YOUR INSTRUCTIONS: Please print the full listing exactly.

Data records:
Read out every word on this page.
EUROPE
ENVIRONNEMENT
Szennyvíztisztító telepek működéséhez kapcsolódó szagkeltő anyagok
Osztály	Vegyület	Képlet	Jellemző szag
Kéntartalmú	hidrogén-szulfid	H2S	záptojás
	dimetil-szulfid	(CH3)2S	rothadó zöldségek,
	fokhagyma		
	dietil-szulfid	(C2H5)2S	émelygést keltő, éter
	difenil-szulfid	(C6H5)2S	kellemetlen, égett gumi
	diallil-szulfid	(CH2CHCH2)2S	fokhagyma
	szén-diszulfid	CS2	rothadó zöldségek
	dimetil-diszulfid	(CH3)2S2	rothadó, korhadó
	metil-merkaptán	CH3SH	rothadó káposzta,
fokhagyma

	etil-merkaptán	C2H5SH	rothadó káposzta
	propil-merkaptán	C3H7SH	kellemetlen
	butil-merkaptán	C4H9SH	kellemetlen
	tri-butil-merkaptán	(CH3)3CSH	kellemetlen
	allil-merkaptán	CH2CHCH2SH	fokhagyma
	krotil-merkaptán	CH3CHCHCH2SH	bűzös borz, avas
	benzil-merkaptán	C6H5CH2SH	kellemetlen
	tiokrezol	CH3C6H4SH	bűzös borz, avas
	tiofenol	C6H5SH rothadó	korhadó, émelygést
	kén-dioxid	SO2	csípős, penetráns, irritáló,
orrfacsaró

RESULT BELOW:
Read out every word on this page.
EUROPE
ENVIRONNEMENT
Szennyvíztisztító telepek működéséhez kapcsolódó szagkeltő anyagok
Osztály	Vegyület	Képlet	Jellemző szag
Kéntartalmú	hidrogén-szulfid	H2S	záptojás
	dimetil-szulfid	(CH3)2S	rothadó zöldségek,
	fokhagyma		
	dietil-szulfid	(C2H5)2S	émelygést keltő, éter
	difenil-szulfid	(C6H5)2S	kellemetlen, égett gumi
	diallil-szulfid	(CH2CHCH2)2S	fokhagyma
	szén-diszulfid	CS2	rothadó zöldségek
	dimetil-diszulfid	(CH3)2S2	rothadó, korhadó
	metil-merkaptán	CH3SH	rothadó káposzta,
fokhagyma

	etil-merkaptán	C2H5SH	rothadó káposzta
	propil-merkaptán	C3H7SH	kellemetlen
	butil-merkaptán	C4H9SH	kellemetlen
	tri-butil-merkaptán	(CH3)3CSH	kellemetlen
	allil-merkaptán	CH2CHCH2SH	fokhagyma
	krotil-merkaptán	CH3CHCHCH2SH	bűzös borz, avas
	benzil-merkaptán	C6H5CH2SH	kellemetlen
	tiokrezol	CH3C6H4SH	bűzös borz, avas
	tiofenol	C6H5SH rothadó	korhadó, émelygést
	kén-dioxid	SO2	csípős, penetráns, irritáló,
orrfacsaró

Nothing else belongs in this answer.